What you need to do:
Output only the span of lines that begins at the line containing "Convert this document image to plain text." and ends at the last line of the data, both included, exactly as they appear.

Data entries:
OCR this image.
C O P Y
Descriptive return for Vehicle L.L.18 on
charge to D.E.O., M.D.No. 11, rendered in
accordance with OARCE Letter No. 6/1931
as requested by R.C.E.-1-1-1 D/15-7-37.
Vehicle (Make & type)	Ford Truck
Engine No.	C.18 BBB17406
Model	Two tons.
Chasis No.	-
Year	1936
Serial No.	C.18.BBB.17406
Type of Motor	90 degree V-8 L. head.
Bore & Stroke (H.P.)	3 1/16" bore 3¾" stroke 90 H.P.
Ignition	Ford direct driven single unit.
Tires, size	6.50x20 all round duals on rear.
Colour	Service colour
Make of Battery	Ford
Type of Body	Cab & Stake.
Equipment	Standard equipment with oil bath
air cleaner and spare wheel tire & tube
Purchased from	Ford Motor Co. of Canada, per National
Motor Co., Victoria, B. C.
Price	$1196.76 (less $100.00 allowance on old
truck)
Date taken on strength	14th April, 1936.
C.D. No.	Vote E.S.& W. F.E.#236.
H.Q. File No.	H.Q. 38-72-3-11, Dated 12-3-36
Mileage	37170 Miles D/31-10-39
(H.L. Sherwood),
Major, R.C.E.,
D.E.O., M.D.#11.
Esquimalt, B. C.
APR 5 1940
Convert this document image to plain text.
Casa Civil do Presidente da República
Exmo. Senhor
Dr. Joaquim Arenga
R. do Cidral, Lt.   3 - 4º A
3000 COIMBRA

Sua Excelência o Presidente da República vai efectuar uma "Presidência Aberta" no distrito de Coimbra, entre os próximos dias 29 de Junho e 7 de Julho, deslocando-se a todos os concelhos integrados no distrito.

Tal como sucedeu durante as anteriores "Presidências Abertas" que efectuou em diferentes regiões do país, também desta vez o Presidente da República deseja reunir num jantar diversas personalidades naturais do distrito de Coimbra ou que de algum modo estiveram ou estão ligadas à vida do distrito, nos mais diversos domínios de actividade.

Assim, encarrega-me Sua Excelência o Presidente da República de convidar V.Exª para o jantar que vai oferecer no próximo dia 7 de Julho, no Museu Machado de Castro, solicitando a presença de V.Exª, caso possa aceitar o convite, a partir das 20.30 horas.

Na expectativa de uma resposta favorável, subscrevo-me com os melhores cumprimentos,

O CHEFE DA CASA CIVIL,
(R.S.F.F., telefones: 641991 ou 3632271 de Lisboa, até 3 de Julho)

Full output:
Convert this document image to plain text.
Casa Civil do Presidente da República
Exmo. Senhor
Dr. Joaquim Arenga
R. do Cidral, Lt.   3 - 4º A
3000 COIMBRA

Sua Excelência o Presidente da República vai efectuar uma "Presidência Aberta" no distrito de Coimbra, entre os próximos dias 29 de Junho e 7 de Julho, deslocando-se a todos os concelhos integrados no distrito.

Tal como sucedeu durante as anteriores "Presidências Abertas" que efectuou em diferentes regiões do país, também desta vez o Presidente da República deseja reunir num jantar diversas personalidades naturais do distrito de Coimbra ou que de algum modo estiveram ou estão ligadas à vida do distrito, nos mais diversos domínios de actividade.

Assim, encarrega-me Sua Excelência o Presidente da República de convidar V.Exª para o jantar que vai oferecer no próximo dia 7 de Julho, no Museu Machado de Castro, solicitando a presença de V.Exª, caso possa aceitar o convite, a partir das 20.30 horas.

Na expectativa de uma resposta favorável, subscrevo-me com os melhores cumprimentos,

O CHEFE DA CASA CIVIL,
(R.S.F.F., telefones: 641991 ou 3632271 de Lisboa, até 3 de Julho)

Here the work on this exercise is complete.